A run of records

++++++++++

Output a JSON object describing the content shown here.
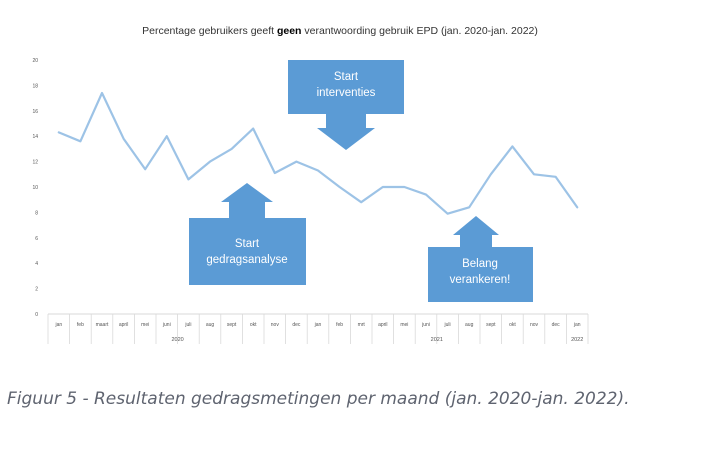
{
  "chart_data": {
    "type": "line",
    "title_prefix": "Percentage gebruikers geeft ",
    "title_bold": "geen",
    "title_suffix": " verantwoording gebruik EPD (jan. 2020-jan. 2022)",
    "categories": [
      "jan",
      "feb",
      "maart",
      "april",
      "mei",
      "juni",
      "juli",
      "aug",
      "sept",
      "okt",
      "nov",
      "dec",
      "jan",
      "feb",
      "mrt",
      "april",
      "mei",
      "juni",
      "juli",
      "aug",
      "sept",
      "okt",
      "nov",
      "dec",
      "jan"
    ],
    "year_labels": [
      "2020",
      "2021",
      "2022"
    ],
    "values": [
      14.3,
      13.6,
      17.4,
      13.8,
      11.4,
      14.0,
      10.6,
      12.0,
      13.0,
      14.6,
      11.1,
      12.0,
      11.3,
      10.0,
      8.8,
      10.0,
      10.0,
      9.4,
      7.9,
      8.4,
      11.0,
      13.2,
      11.0,
      10.8,
      8.4
    ],
    "ylim": [
      0,
      20
    ],
    "yticks": [
      0,
      2,
      4,
      6,
      8,
      10,
      12,
      14,
      16,
      18,
      20
    ],
    "grid": false,
    "line_color": "#9dc3e6"
  },
  "annotations": [
    {
      "lines": [
        "Start",
        "interventies"
      ],
      "color": "#5b9bd5"
    },
    {
      "lines": [
        "Start",
        "gedragsanalyse"
      ],
      "color": "#5b9bd5"
    },
    {
      "lines": [
        "Belang",
        "verankeren!"
      ],
      "color": "#5b9bd5"
    }
  ],
  "caption": "Figuur 5 - Resultaten gedragsmetingen per maand (jan. 2020-jan. 2022)."
}
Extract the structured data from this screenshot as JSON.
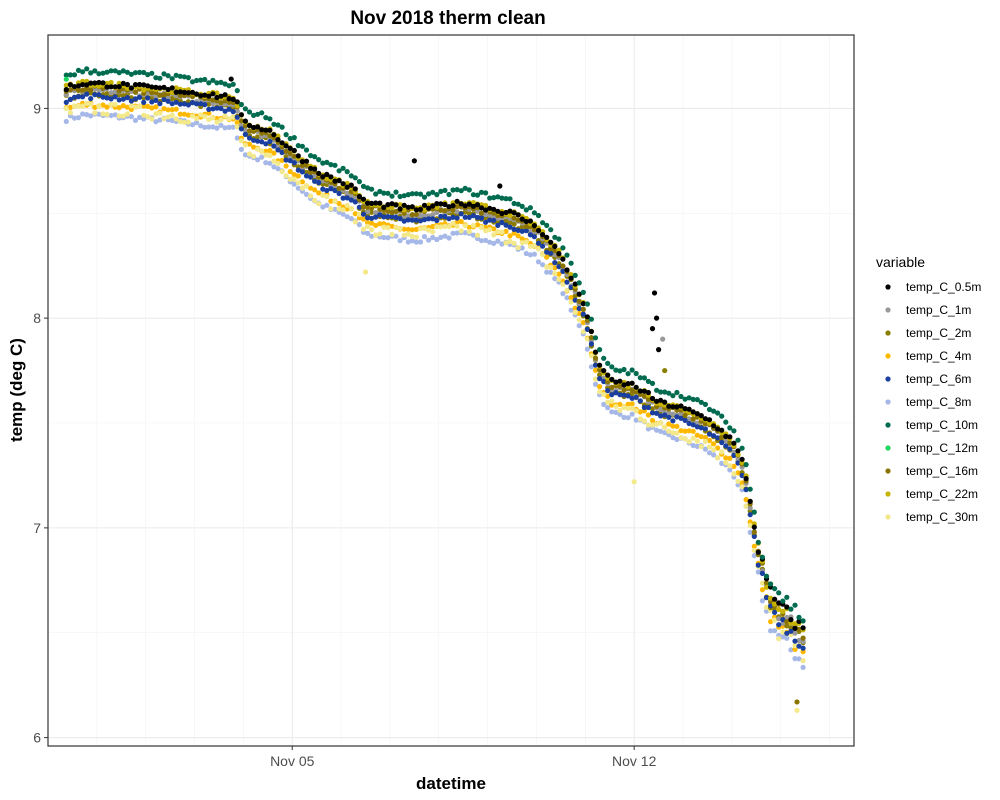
{
  "chart_data": {
    "type": "scatter",
    "title": "Nov 2018 therm clean",
    "xlabel": "datetime",
    "ylabel": "temp (deg C)",
    "x_range": [
      "2018-10-31T00:00",
      "2018-11-16T12:00"
    ],
    "ylim": [
      5.96,
      9.35
    ],
    "x_ticks": [
      {
        "date": "2018-11-05",
        "label": "Nov 05"
      },
      {
        "date": "2018-11-12",
        "label": "Nov 12"
      }
    ],
    "y_ticks": [
      6,
      7,
      8,
      9
    ],
    "grid": true,
    "legend_title": "variable",
    "legend_position": "right",
    "series": [
      {
        "name": "temp_C_0.5m",
        "color": "#000000",
        "offset": 0.0,
        "x_start": "2018-10-31T09:00",
        "x_end": "2018-11-15T12:00"
      },
      {
        "name": "temp_C_1m",
        "color": "#999999",
        "offset": -0.03,
        "x_start": "2018-10-31T09:00",
        "x_end": "2018-11-15T12:00"
      },
      {
        "name": "temp_C_2m",
        "color": "#8B7D00",
        "offset": -0.05,
        "x_start": "2018-10-31T09:00",
        "x_end": "2018-11-15T12:00"
      },
      {
        "name": "temp_C_4m",
        "color": "#FFB800",
        "offset": -0.1,
        "x_start": "2018-10-31T09:00",
        "x_end": "2018-11-15T12:00"
      },
      {
        "name": "temp_C_6m",
        "color": "#1A3FA0",
        "offset": -0.06,
        "x_start": "2018-10-31T09:00",
        "x_end": "2018-11-15T12:00"
      },
      {
        "name": "temp_C_8m",
        "color": "#A6B8E8",
        "offset": -0.15,
        "x_start": "2018-10-31T09:00",
        "x_end": "2018-11-15T12:00"
      },
      {
        "name": "temp_C_10m",
        "color": "#006B4F",
        "offset": 0.06,
        "x_start": "2018-10-31T09:00",
        "x_end": "2018-11-15T12:00"
      },
      {
        "name": "temp_C_12m",
        "color": "#1ED760",
        "offset": 0.04,
        "x_start": "2018-10-31T09:00",
        "x_end": "2018-10-31T09:00"
      },
      {
        "name": "temp_C_16m",
        "color": "#8B7300",
        "offset": -0.02,
        "x_start": "2018-10-31T09:00",
        "x_end": "2018-11-15T12:00"
      },
      {
        "name": "temp_C_22m",
        "color": "#C8B400",
        "offset": 0.0,
        "x_start": "2018-10-31T09:00",
        "x_end": "2018-11-15T12:00"
      },
      {
        "name": "temp_C_30m",
        "color": "#F3E88A",
        "offset": -0.12,
        "x_start": "2018-10-31T09:00",
        "x_end": "2018-11-15T12:00"
      }
    ],
    "base_profile": [
      [
        "2018-10-31T09:00",
        9.1
      ],
      [
        "2018-10-31T18:00",
        9.12
      ],
      [
        "2018-11-01T12:00",
        9.11
      ],
      [
        "2018-11-02T12:00",
        9.09
      ],
      [
        "2018-11-03T12:00",
        9.06
      ],
      [
        "2018-11-03T20:00",
        9.05
      ],
      [
        "2018-11-04T00:00",
        8.93
      ],
      [
        "2018-11-04T12:00",
        8.9
      ],
      [
        "2018-11-05T00:00",
        8.8
      ],
      [
        "2018-11-05T12:00",
        8.7
      ],
      [
        "2018-11-06T06:00",
        8.62
      ],
      [
        "2018-11-06T12:00",
        8.55
      ],
      [
        "2018-11-07T12:00",
        8.52
      ],
      [
        "2018-11-08T12:00",
        8.55
      ],
      [
        "2018-11-09T12:00",
        8.5
      ],
      [
        "2018-11-10T00:00",
        8.44
      ],
      [
        "2018-11-10T12:00",
        8.3
      ],
      [
        "2018-11-11T00:00",
        8.05
      ],
      [
        "2018-11-11T06:00",
        7.8
      ],
      [
        "2018-11-11T12:00",
        7.7
      ],
      [
        "2018-11-12T00:00",
        7.68
      ],
      [
        "2018-11-12T12:00",
        7.6
      ],
      [
        "2018-11-13T00:00",
        7.57
      ],
      [
        "2018-11-13T12:00",
        7.52
      ],
      [
        "2018-11-14T00:00",
        7.42
      ],
      [
        "2018-11-14T06:00",
        7.3
      ],
      [
        "2018-11-14T12:00",
        6.95
      ],
      [
        "2018-11-14T18:00",
        6.7
      ],
      [
        "2018-11-15T00:00",
        6.62
      ],
      [
        "2018-11-15T12:00",
        6.5
      ]
    ],
    "annotated_points": [
      {
        "series": "temp_C_0.5m",
        "x": "2018-11-12T10:00",
        "y": 8.12
      },
      {
        "series": "temp_C_0.5m",
        "x": "2018-11-12T11:00",
        "y": 8.0
      },
      {
        "series": "temp_C_0.5m",
        "x": "2018-11-12T09:00",
        "y": 7.95
      },
      {
        "series": "temp_C_0.5m",
        "x": "2018-11-12T12:00",
        "y": 7.85
      },
      {
        "series": "temp_C_0.5m",
        "x": "2018-11-07T12:00",
        "y": 8.75
      },
      {
        "series": "temp_C_0.5m",
        "x": "2018-11-09T06:00",
        "y": 8.63
      },
      {
        "series": "temp_C_0.5m",
        "x": "2018-11-03T18:00",
        "y": 9.14
      },
      {
        "series": "temp_C_1m",
        "x": "2018-11-12T14:00",
        "y": 7.9
      },
      {
        "series": "temp_C_2m",
        "x": "2018-11-12T15:00",
        "y": 7.75
      },
      {
        "series": "temp_C_30m",
        "x": "2018-11-06T12:00",
        "y": 8.22
      },
      {
        "series": "temp_C_30m",
        "x": "2018-11-12T00:00",
        "y": 7.22
      },
      {
        "series": "temp_C_30m",
        "x": "2018-11-15T08:00",
        "y": 6.13
      },
      {
        "series": "temp_C_16m",
        "x": "2018-11-15T08:00",
        "y": 6.17
      }
    ]
  }
}
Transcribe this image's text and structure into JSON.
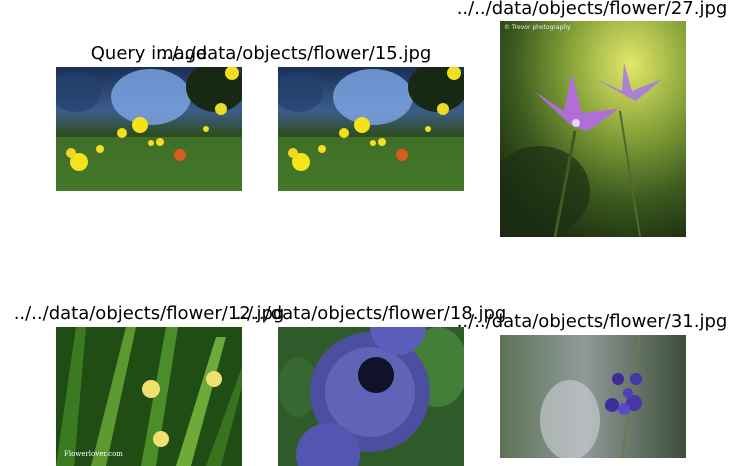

++++++++++

• AIM OF THE TASK: Copy the records exactly as they appear, excluding images.

• SOLUTION BELOW:
Output a JSON object describing the content shown here.
{
  "chart_data": {
    "type": "line",
    "title_prefix": "Percentage gebruikers geeft ",
    "title_bold": "geen",
    "title_suffix": " verantwoording gebruik EPD (jan. 2020-jan. 2022)",
    "categories": [
      "jan",
      "feb",
      "maart",
      "april",
      "mei",
      "juni",
      "juli",
      "aug",
      "sept",
      "okt",
      "nov",
      "dec",
      "jan",
      "feb",
      "mrt",
      "april",
      "mei",
      "juni",
      "juli",
      "aug",
      "sept",
      "okt",
      "nov",
      "dec",
      "jan"
    ],
    "year_labels": [
      "2020",
      "2021",
      "2022"
    ],
    "values": [
      14.3,
      13.6,
      17.4,
      13.8,
      11.4,
      14.0,
      10.6,
      12.0,
      13.0,
      14.6,
      11.1,
      12.0,
      11.3,
      10.0,
      8.8,
      10.0,
      10.0,
      9.4,
      7.9,
      8.4,
      11.0,
      13.2,
      11.0,
      10.8,
      8.4
    ],
    "ylim": [
      0,
      20
    ],
    "yticks": [
      0,
      2,
      4,
      6,
      8,
      10,
      12,
      14,
      16,
      18,
      20
    ],
    "grid": false,
    "line_color": "#9dc3e6"
  },
  "annotations": [
    {
      "lines": [
        "Start",
        "interventies"
      ],
      "color": "#5b9bd5"
    },
    {
      "lines": [
        "Start",
        "gedragsanalyse"
      ],
      "color": "#5b9bd5"
    },
    {
      "lines": [
        "Belang",
        "verankeren!"
      ],
      "color": "#5b9bd5"
    }
  ],
  "caption": "Figuur 5 - Resultaten gedragsmetingen per maand (jan. 2020-jan. 2022)."
}
Extract the structured data from this screenshot as JSON.
{
  "chart_data": {
    "type": "scatter",
    "title": "Nov 2018 therm clean",
    "xlabel": "datetime",
    "ylabel": "temp (deg C)",
    "x_range": [
      "2018-10-31T00:00",
      "2018-11-16T12:00"
    ],
    "ylim": [
      5.96,
      9.35
    ],
    "x_ticks": [
      {
        "date": "2018-11-05",
        "label": "Nov 05"
      },
      {
        "date": "2018-11-12",
        "label": "Nov 12"
      }
    ],
    "y_ticks": [
      6,
      7,
      8,
      9
    ],
    "grid": true,
    "legend_title": "variable",
    "legend_position": "right",
    "series": [
      {
        "name": "temp_C_0.5m",
        "color": "#000000",
        "offset": 0.0,
        "x_start": "2018-10-31T09:00",
        "x_end": "2018-11-15T12:00"
      },
      {
        "name": "temp_C_1m",
        "color": "#999999",
        "offset": -0.03,
        "x_start": "2018-10-31T09:00",
        "x_end": "2018-11-15T12:00"
      },
      {
        "name": "temp_C_2m",
        "color": "#8B7D00",
        "offset": -0.05,
        "x_start": "2018-10-31T09:00",
        "x_end": "2018-11-15T12:00"
      },
      {
        "name": "temp_C_4m",
        "color": "#FFB800",
        "offset": -0.1,
        "x_start": "2018-10-31T09:00",
        "x_end": "2018-11-15T12:00"
      },
      {
        "name": "temp_C_6m",
        "color": "#1A3FA0",
        "offset": -0.06,
        "x_start": "2018-10-31T09:00",
        "x_end": "2018-11-15T12:00"
      },
      {
        "name": "temp_C_8m",
        "color": "#A6B8E8",
        "offset": -0.15,
        "x_start": "2018-10-31T09:00",
        "x_end": "2018-11-15T12:00"
      },
      {
        "name": "temp_C_10m",
        "color": "#006B4F",
        "offset": 0.06,
        "x_start": "2018-10-31T09:00",
        "x_end": "2018-11-15T12:00"
      },
      {
        "name": "temp_C_12m",
        "color": "#1ED760",
        "offset": 0.04,
        "x_start": "2018-10-31T09:00",
        "x_end": "2018-10-31T09:00"
      },
      {
        "name": "temp_C_16m",
        "color": "#8B7300",
        "offset": -0.02,
        "x_start": "2018-10-31T09:00",
        "x_end": "2018-11-15T12:00"
      },
      {
        "name": "temp_C_22m",
        "color": "#C8B400",
        "offset": 0.0,
        "x_start": "2018-10-31T09:00",
        "x_end": "2018-11-15T12:00"
      },
      {
        "name": "temp_C_30m",
        "color": "#F3E88A",
        "offset": -0.12,
        "x_start": "2018-10-31T09:00",
        "x_end": "2018-11-15T12:00"
      }
    ],
    "base_profile": [
      [
        "2018-10-31T09:00",
        9.1
      ],
      [
        "2018-10-31T18:00",
        9.12
      ],
      [
        "2018-11-01T12:00",
        9.11
      ],
      [
        "2018-11-02T12:00",
        9.09
      ],
      [
        "2018-11-03T12:00",
        9.06
      ],
      [
        "2018-11-03T20:00",
        9.05
      ],
      [
        "2018-11-04T00:00",
        8.93
      ],
      [
        "2018-11-04T12:00",
        8.9
      ],
      [
        "2018-11-05T00:00",
        8.8
      ],
      [
        "2018-11-05T12:00",
        8.7
      ],
      [
        "2018-11-06T06:00",
        8.62
      ],
      [
        "2018-11-06T12:00",
        8.55
      ],
      [
        "2018-11-07T12:00",
        8.52
      ],
      [
        "2018-11-08T12:00",
        8.55
      ],
      [
        "2018-11-09T12:00",
        8.5
      ],
      [
        "2018-11-10T00:00",
        8.44
      ],
      [
        "2018-11-10T12:00",
        8.3
      ],
      [
        "2018-11-11T00:00",
        8.05
      ],
      [
        "2018-11-11T06:00",
        7.8
      ],
      [
        "2018-11-11T12:00",
        7.7
      ],
      [
        "2018-11-12T00:00",
        7.68
      ],
      [
        "2018-11-12T12:00",
        7.6
      ],
      [
        "2018-11-13T00:00",
        7.57
      ],
      [
        "2018-11-13T12:00",
        7.52
      ],
      [
        "2018-11-14T00:00",
        7.42
      ],
      [
        "2018-11-14T06:00",
        7.3
      ],
      [
        "2018-11-14T12:00",
        6.95
      ],
      [
        "2018-11-14T18:00",
        6.7
      ],
      [
        "2018-11-15T00:00",
        6.62
      ],
      [
        "2018-11-15T12:00",
        6.5
      ]
    ],
    "annotated_points": [
      {
        "series": "temp_C_0.5m",
        "x": "2018-11-12T10:00",
        "y": 8.12
      },
      {
        "series": "temp_C_0.5m",
        "x": "2018-11-12T11:00",
        "y": 8.0
      },
      {
        "series": "temp_C_0.5m",
        "x": "2018-11-12T09:00",
        "y": 7.95
      },
      {
        "series": "temp_C_0.5m",
        "x": "2018-11-12T12:00",
        "y": 7.85
      },
      {
        "series": "temp_C_0.5m",
        "x": "2018-11-07T12:00",
        "y": 8.75
      },
      {
        "series": "temp_C_0.5m",
        "x": "2018-11-09T06:00",
        "y": 8.63
      },
      {
        "series": "temp_C_0.5m",
        "x": "2018-11-03T18:00",
        "y": 9.14
      },
      {
        "series": "temp_C_1m",
        "x": "2018-11-12T14:00",
        "y": 7.9
      },
      {
        "series": "temp_C_2m",
        "x": "2018-11-12T15:00",
        "y": 7.75
      },
      {
        "series": "temp_C_30m",
        "x": "2018-11-06T12:00",
        "y": 8.22
      },
      {
        "series": "temp_C_30m",
        "x": "2018-11-12T00:00",
        "y": 7.22
      },
      {
        "series": "temp_C_30m",
        "x": "2018-11-15T08:00",
        "y": 6.13
      },
      {
        "series": "temp_C_16m",
        "x": "2018-11-15T08:00",
        "y": 6.17
      }
    ]
  }
}
Transcribe this image's text and structure into JSON.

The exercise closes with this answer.